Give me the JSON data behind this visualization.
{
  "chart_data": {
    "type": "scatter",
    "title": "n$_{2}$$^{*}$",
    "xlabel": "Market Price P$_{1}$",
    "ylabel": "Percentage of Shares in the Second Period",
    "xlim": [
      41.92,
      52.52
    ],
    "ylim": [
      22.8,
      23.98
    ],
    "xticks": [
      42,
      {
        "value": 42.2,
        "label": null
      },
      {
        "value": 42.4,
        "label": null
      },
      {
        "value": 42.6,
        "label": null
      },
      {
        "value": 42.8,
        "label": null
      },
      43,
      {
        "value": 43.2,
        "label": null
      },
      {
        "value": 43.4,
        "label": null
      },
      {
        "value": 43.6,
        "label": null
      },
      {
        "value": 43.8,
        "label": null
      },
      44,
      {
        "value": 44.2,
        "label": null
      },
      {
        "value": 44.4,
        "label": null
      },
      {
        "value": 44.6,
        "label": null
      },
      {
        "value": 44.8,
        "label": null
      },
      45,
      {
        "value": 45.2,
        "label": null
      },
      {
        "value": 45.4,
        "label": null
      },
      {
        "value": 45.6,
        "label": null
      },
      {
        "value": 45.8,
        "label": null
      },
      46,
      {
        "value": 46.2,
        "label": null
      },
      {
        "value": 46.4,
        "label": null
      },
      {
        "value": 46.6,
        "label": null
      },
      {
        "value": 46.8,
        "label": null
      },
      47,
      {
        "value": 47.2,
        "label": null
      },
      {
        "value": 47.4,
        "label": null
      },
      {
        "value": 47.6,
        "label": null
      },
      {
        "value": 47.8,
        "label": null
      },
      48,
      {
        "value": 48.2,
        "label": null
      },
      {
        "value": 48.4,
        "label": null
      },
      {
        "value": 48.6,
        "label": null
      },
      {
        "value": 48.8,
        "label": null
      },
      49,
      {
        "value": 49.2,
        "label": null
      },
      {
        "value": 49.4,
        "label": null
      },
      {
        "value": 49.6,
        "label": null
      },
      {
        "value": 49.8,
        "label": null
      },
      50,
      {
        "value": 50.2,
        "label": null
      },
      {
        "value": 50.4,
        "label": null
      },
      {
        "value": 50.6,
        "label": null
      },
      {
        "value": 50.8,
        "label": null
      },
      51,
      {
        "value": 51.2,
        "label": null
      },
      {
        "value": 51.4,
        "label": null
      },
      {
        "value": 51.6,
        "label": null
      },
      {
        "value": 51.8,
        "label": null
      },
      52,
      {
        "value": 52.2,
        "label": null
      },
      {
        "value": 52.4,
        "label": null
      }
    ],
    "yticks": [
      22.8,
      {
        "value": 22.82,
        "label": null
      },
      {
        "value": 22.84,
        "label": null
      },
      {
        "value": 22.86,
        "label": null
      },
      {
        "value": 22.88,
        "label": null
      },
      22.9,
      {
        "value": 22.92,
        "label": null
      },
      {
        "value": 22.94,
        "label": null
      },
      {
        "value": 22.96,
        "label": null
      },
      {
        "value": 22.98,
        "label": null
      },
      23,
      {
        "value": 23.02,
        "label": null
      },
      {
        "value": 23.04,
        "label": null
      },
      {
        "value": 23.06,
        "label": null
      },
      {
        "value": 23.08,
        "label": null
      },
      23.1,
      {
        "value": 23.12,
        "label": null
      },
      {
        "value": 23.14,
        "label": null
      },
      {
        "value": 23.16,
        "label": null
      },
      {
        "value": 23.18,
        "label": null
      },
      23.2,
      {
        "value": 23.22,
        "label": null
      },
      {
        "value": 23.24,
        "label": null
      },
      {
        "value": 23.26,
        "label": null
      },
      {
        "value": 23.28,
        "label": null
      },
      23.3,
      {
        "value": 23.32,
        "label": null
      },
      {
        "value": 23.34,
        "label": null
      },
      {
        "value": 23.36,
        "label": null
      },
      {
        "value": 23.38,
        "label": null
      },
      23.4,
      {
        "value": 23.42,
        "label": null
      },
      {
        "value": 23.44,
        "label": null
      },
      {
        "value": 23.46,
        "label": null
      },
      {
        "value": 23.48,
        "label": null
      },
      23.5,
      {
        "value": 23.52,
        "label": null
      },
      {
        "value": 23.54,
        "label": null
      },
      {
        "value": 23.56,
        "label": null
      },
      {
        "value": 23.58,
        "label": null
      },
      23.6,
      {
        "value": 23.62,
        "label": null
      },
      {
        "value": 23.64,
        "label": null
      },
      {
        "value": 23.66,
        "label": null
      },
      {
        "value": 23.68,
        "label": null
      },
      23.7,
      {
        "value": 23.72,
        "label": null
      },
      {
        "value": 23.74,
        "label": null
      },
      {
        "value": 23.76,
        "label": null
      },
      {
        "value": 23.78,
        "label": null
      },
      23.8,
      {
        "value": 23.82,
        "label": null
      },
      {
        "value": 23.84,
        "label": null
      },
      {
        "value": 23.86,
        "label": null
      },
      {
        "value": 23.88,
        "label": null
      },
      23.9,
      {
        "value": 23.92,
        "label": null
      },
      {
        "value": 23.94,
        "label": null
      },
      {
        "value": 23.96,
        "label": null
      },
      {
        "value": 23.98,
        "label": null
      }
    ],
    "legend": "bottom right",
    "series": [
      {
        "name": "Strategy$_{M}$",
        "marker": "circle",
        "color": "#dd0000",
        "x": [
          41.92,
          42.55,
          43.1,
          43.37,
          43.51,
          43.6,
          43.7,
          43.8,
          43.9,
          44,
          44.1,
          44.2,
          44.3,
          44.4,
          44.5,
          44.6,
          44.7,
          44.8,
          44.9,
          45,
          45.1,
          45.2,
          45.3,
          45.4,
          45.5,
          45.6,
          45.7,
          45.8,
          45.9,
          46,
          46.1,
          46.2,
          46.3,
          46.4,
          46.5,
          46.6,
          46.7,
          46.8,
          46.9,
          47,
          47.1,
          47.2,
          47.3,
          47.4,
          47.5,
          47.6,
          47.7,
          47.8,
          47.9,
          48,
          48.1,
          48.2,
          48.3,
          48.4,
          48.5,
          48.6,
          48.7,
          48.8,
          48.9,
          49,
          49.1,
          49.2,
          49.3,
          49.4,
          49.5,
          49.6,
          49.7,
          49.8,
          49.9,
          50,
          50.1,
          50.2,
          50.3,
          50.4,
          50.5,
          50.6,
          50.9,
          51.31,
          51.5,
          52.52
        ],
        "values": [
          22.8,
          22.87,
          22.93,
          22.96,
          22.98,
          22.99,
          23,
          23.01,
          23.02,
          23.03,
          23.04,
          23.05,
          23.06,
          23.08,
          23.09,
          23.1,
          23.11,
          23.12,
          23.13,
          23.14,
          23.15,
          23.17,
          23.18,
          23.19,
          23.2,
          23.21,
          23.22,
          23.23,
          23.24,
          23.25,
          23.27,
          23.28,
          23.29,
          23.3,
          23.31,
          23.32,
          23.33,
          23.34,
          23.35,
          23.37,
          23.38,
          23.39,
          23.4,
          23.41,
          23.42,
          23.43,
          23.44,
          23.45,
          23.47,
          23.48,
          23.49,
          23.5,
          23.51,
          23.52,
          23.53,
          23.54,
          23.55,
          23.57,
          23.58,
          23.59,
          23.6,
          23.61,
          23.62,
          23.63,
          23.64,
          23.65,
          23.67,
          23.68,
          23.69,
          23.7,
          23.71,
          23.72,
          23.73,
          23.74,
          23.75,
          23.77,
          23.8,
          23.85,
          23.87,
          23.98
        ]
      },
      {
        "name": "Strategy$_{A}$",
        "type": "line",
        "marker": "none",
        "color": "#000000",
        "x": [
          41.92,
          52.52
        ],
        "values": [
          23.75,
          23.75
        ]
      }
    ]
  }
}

────────────────────────────────────────

**Direction:**
All of the lines above must be returned exactly.

**Answer for the task:**
Give me the JSON data behind this visualization.
{
  "chart_data": {
    "type": "scatter",
    "title": "n$_{2}$$^{*}$",
    "xlabel": "Market Price P$_{1}$",
    "ylabel": "Percentage of Shares in the Second Period",
    "xlim": [
      41.92,
      52.52
    ],
    "ylim": [
      22.8,
      23.98
    ],
    "xticks": [
      42,
      {
        "value": 42.2,
        "label": null
      },
      {
        "value": 42.4,
        "label": null
      },
      {
        "value": 42.6,
        "label": null
      },
      {
        "value": 42.8,
        "label": null
      },
      43,
      {
        "value": 43.2,
        "label": null
      },
      {
        "value": 43.4,
        "label": null
      },
      {
        "value": 43.6,
        "label": null
      },
      {
        "value": 43.8,
        "label": null
      },
      44,
      {
        "value": 44.2,
        "label": null
      },
      {
        "value": 44.4,
        "label": null
      },
      {
        "value": 44.6,
        "label": null
      },
      {
        "value": 44.8,
        "label": null
      },
      45,
      {
        "value": 45.2,
        "label": null
      },
      {
        "value": 45.4,
        "label": null
      },
      {
        "value": 45.6,
        "label": null
      },
      {
        "value": 45.8,
        "label": null
      },
      46,
      {
        "value": 46.2,
        "label": null
      },
      {
        "value": 46.4,
        "label": null
      },
      {
        "value": 46.6,
        "label": null
      },
      {
        "value": 46.8,
        "label": null
      },
      47,
      {
        "value": 47.2,
        "label": null
      },
      {
        "value": 47.4,
        "label": null
      },
      {
        "value": 47.6,
        "label": null
      },
      {
        "value": 47.8,
        "label": null
      },
      48,
      {
        "value": 48.2,
        "label": null
      },
      {
        "value": 48.4,
        "label": null
      },
      {
        "value": 48.6,
        "label": null
      },
      {
        "value": 48.8,
        "label": null
      },
      49,
      {
        "value": 49.2,
        "label": null
      },
      {
        "value": 49.4,
        "label": null
      },
      {
        "value": 49.6,
        "label": null
      },
      {
        "value": 49.8,
        "label": null
      },
      50,
      {
        "value": 50.2,
        "label": null
      },
      {
        "value": 50.4,
        "label": null
      },
      {
        "value": 50.6,
        "label": null
      },
      {
        "value": 50.8,
        "label": null
      },
      51,
      {
        "value": 51.2,
        "label": null
      },
      {
        "value": 51.4,
        "label": null
      },
      {
        "value": 51.6,
        "label": null
      },
      {
        "value": 51.8,
        "label": null
      },
      52,
      {
        "value": 52.2,
        "label": null
      },
      {
        "value": 52.4,
        "label": null
      }
    ],
    "yticks": [
      22.8,
      {
        "value": 22.82,
        "label": null
      },
      {
        "value": 22.84,
        "label": null
      },
      {
        "value": 22.86,
        "label": null
      },
      {
        "value": 22.88,
        "label": null
      },
      22.9,
      {
        "value": 22.92,
        "label": null
      },
      {
        "value": 22.94,
        "label": null
      },
      {
        "value": 22.96,
        "label": null
      },
      {
        "value": 22.98,
        "label": null
      },
      23,
      {
        "value": 23.02,
        "label": null
      },
      {
        "value": 23.04,
        "label": null
      },
      {
        "value": 23.06,
        "label": null
      },
      {
        "value": 23.08,
        "label": null
      },
      23.1,
      {
        "value": 23.12,
        "label": null
      },
      {
        "value": 23.14,
        "label": null
      },
      {
        "value": 23.16,
        "label": null
      },
      {
        "value": 23.18,
        "label": null
      },
      23.2,
      {
        "value": 23.22,
        "label": null
      },
      {
        "value": 23.24,
        "label": null
      },
      {
        "value": 23.26,
        "label": null
      },
      {
        "value": 23.28,
        "label": null
      },
      23.3,
      {
        "value": 23.32,
        "label": null
      },
      {
        "value": 23.34,
        "label": null
      },
      {
        "value": 23.36,
        "label": null
      },
      {
        "value": 23.38,
        "label": null
      },
      23.4,
      {
        "value": 23.42,
        "label": null
      },
      {
        "value": 23.44,
        "label": null
      },
      {
        "value": 23.46,
        "label": null
      },
      {
        "value": 23.48,
        "label": null
      },
      23.5,
      {
        "value": 23.52,
        "label": null
      },
      {
        "value": 23.54,
        "label": null
      },
      {
        "value": 23.56,
        "label": null
      },
      {
        "value": 23.58,
        "label": null
      },
      23.6,
      {
        "value": 23.62,
        "label": null
      },
      {
        "value": 23.64,
        "label": null
      },
      {
        "value": 23.66,
        "label": null
      },
      {
        "value": 23.68,
        "label": null
      },
      23.7,
      {
        "value": 23.72,
        "label": null
      },
      {
        "value": 23.74,
        "label": null
      },
      {
        "value": 23.76,
        "label": null
      },
      {
        "value": 23.78,
        "label": null
      },
      23.8,
      {
        "value": 23.82,
        "label": null
      },
      {
        "value": 23.84,
        "label": null
      },
      {
        "value": 23.86,
        "label": null
      },
      {
        "value": 23.88,
        "label": null
      },
      23.9,
      {
        "value": 23.92,
        "label": null
      },
      {
        "value": 23.94,
        "label": null
      },
      {
        "value": 23.96,
        "label": null
      },
      {
        "value": 23.98,
        "label": null
      }
    ],
    "legend": "bottom right",
    "series": [
      {
        "name": "Strategy$_{M}$",
        "marker": "circle",
        "color": "#dd0000",
        "x": [
          41.92,
          42.55,
          43.1,
          43.37,
          43.51,
          43.6,
          43.7,
          43.8,
          43.9,
          44,
          44.1,
          44.2,
          44.3,
          44.4,
          44.5,
          44.6,
          44.7,
          44.8,
          44.9,
          45,
          45.1,
          45.2,
          45.3,
          45.4,
          45.5,
          45.6,
          45.7,
          45.8,
          45.9,
          46,
          46.1,
          46.2,
          46.3,
          46.4,
          46.5,
          46.6,
          46.7,
          46.8,
          46.9,
          47,
          47.1,
          47.2,
          47.3,
          47.4,
          47.5,
          47.6,
          47.7,
          47.8,
          47.9,
          48,
          48.1,
          48.2,
          48.3,
          48.4,
          48.5,
          48.6,
          48.7,
          48.8,
          48.9,
          49,
          49.1,
          49.2,
          49.3,
          49.4,
          49.5,
          49.6,
          49.7,
          49.8,
          49.9,
          50,
          50.1,
          50.2,
          50.3,
          50.4,
          50.5,
          50.6,
          50.9,
          51.31,
          51.5,
          52.52
        ],
        "values": [
          22.8,
          22.87,
          22.93,
          22.96,
          22.98,
          22.99,
          23,
          23.01,
          23.02,
          23.03,
          23.04,
          23.05,
          23.06,
          23.08,
          23.09,
          23.1,
          23.11,
          23.12,
          23.13,
          23.14,
          23.15,
          23.17,
          23.18,
          23.19,
          23.2,
          23.21,
          23.22,
          23.23,
          23.24,
          23.25,
          23.27,
          23.28,
          23.29,
          23.3,
          23.31,
          23.32,
          23.33,
          23.34,
          23.35,
          23.37,
          23.38,
          23.39,
          23.4,
          23.41,
          23.42,
          23.43,
          23.44,
          23.45,
          23.47,
          23.48,
          23.49,
          23.5,
          23.51,
          23.52,
          23.53,
          23.54,
          23.55,
          23.57,
          23.58,
          23.59,
          23.6,
          23.61,
          23.62,
          23.63,
          23.64,
          23.65,
          23.67,
          23.68,
          23.69,
          23.7,
          23.71,
          23.72,
          23.73,
          23.74,
          23.75,
          23.77,
          23.8,
          23.85,
          23.87,
          23.98
        ]
      },
      {
        "name": "Strategy$_{A}$",
        "type": "line",
        "marker": "none",
        "color": "#000000",
        "x": [
          41.92,
          52.52
        ],
        "values": [
          23.75,
          23.75
        ]
      }
    ]
  }
}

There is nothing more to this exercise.